◆ Work to be completed: Copy out all lines where "with" appears.

◆ Record extracts:
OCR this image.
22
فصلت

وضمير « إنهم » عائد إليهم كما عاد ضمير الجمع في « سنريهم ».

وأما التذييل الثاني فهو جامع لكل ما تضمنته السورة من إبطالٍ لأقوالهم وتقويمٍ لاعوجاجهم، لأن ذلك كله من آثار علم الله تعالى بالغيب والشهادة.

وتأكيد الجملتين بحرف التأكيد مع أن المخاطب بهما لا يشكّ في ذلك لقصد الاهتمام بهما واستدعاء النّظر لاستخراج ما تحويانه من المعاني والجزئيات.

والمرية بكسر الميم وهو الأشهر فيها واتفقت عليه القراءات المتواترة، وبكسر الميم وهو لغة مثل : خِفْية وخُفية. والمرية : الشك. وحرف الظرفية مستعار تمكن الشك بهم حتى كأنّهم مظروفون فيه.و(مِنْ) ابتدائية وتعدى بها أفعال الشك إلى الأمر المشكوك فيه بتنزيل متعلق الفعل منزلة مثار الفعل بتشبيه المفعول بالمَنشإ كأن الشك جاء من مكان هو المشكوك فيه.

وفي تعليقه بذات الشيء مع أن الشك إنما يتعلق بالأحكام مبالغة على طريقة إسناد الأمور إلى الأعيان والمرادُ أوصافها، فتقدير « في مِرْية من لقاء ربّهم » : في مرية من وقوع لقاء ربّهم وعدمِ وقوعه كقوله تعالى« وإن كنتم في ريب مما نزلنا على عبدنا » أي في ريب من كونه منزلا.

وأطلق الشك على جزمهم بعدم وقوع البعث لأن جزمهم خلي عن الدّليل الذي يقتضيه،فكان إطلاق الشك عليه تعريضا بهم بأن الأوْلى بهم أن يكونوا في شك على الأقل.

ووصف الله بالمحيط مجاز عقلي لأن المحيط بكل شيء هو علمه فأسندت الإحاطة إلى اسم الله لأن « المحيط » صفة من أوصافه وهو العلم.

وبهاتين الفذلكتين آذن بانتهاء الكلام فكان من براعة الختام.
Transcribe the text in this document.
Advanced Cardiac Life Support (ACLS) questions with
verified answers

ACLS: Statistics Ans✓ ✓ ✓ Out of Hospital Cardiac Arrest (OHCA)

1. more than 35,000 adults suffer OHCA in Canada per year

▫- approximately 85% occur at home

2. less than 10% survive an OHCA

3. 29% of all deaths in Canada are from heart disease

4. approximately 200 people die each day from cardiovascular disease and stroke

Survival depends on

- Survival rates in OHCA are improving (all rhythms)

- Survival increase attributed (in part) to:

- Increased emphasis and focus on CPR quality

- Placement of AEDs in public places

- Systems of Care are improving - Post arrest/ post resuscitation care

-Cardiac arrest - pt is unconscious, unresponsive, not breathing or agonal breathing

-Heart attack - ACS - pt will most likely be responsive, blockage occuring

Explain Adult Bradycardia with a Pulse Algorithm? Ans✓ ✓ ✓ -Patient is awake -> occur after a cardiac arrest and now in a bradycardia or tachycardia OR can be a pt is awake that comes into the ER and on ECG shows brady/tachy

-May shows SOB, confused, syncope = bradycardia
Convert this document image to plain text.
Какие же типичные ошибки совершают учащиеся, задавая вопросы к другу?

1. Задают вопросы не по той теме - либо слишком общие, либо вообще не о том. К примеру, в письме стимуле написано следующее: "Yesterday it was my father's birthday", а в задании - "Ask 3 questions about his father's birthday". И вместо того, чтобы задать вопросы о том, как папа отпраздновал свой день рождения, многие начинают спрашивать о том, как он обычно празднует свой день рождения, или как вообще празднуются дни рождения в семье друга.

◆ Solution below:
Advanced Cardiac Life Support (ACLS) questions with
Explain Adult Bradycardia with a Pulse Algorithm? Ans✓ ✓ ✓ -Patient is awake -> occur after a cardiac arrest and now in a bradycardia or tachycardia OR can be a pt is awake that comes into the ER and on ECG shows brady/tachy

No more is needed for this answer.